[START Data rows]

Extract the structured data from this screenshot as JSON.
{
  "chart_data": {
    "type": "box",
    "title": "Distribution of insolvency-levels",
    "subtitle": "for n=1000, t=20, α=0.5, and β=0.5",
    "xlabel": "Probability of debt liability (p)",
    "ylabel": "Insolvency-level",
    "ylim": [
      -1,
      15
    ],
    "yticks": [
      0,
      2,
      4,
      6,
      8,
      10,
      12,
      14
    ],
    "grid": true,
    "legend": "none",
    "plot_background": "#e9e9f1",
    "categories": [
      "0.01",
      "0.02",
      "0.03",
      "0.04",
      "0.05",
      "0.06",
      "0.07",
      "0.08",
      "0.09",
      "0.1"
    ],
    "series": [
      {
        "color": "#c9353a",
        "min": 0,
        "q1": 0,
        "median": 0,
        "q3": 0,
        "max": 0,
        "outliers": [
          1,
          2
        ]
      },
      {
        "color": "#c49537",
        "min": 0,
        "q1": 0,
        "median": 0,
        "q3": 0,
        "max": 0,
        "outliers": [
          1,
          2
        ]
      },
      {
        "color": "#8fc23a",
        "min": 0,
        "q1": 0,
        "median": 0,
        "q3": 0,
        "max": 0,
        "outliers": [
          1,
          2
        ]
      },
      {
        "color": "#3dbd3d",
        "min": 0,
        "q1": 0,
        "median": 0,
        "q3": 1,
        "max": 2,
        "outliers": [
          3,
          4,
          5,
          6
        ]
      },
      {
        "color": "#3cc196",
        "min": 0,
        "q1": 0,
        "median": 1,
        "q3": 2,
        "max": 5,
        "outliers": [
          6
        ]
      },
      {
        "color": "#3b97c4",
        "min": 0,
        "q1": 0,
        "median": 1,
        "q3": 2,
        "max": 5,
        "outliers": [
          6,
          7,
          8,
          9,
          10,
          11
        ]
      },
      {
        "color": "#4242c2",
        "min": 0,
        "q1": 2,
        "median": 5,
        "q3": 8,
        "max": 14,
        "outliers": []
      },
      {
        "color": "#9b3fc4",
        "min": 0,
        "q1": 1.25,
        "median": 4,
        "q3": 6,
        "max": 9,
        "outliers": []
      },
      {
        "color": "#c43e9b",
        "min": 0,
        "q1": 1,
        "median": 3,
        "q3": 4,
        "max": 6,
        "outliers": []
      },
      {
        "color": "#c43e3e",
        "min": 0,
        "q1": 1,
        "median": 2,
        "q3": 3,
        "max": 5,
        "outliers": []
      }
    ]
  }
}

[END Data rows]

Repeat the preceding lines exactly, please, every one of them.

Extract the structured data from this screenshot as JSON.
{
  "chart_data": {
    "type": "box",
    "title": "Distribution of insolvency-levels",
    "subtitle": "for n=1000, t=20, α=0.5, and β=0.5",
    "xlabel": "Probability of debt liability (p)",
    "ylabel": "Insolvency-level",
    "ylim": [
      -1,
      15
    ],
    "yticks": [
      0,
      2,
      4,
      6,
      8,
      10,
      12,
      14
    ],
    "grid": true,
    "legend": "none",
    "plot_background": "#e9e9f1",
    "categories": [
      "0.01",
      "0.02",
      "0.03",
      "0.04",
      "0.05",
      "0.06",
      "0.07",
      "0.08",
      "0.09",
      "0.1"
    ],
    "series": [
      {
        "color": "#c9353a",
        "min": 0,
        "q1": 0,
        "median": 0,
        "q3": 0,
        "max": 0,
        "outliers": [
          1,
          2
        ]
      },
      {
        "color": "#c49537",
        "min": 0,
        "q1": 0,
        "median": 0,
        "q3": 0,
        "max": 0,
        "outliers": [
          1,
          2
        ]
      },
      {
        "color": "#8fc23a",
        "min": 0,
        "q1": 0,
        "median": 0,
        "q3": 0,
        "max": 0,
        "outliers": [
          1,
          2
        ]
      },
      {
        "color": "#3dbd3d",
        "min": 0,
        "q1": 0,
        "median": 0,
        "q3": 1,
        "max": 2,
        "outliers": [
          3,
          4,
          5,
          6
        ]
      },
      {
        "color": "#3cc196",
        "min": 0,
        "q1": 0,
        "median": 1,
        "q3": 2,
        "max": 5,
        "outliers": [
          6
        ]
      },
      {
        "color": "#3b97c4",
        "min": 0,
        "q1": 0,
        "median": 1,
        "q3": 2,
        "max": 5,
        "outliers": [
          6,
          7,
          8,
          9,
          10,
          11
        ]
      },
      {
        "color": "#4242c2",
        "min": 0,
        "q1": 2,
        "median": 5,
        "q3": 8,
        "max": 14,
        "outliers": []
      },
      {
        "color": "#9b3fc4",
        "min": 0,
        "q1": 1.25,
        "median": 4,
        "q3": 6,
        "max": 9,
        "outliers": []
      },
      {
        "color": "#c43e9b",
        "min": 0,
        "q1": 1,
        "median": 3,
        "q3": 4,
        "max": 6,
        "outliers": []
      },
      {
        "color": "#c43e3e",
        "min": 0,
        "q1": 1,
        "median": 2,
        "q3": 3,
        "max": 5,
        "outliers": []
      }
    ]
  }
}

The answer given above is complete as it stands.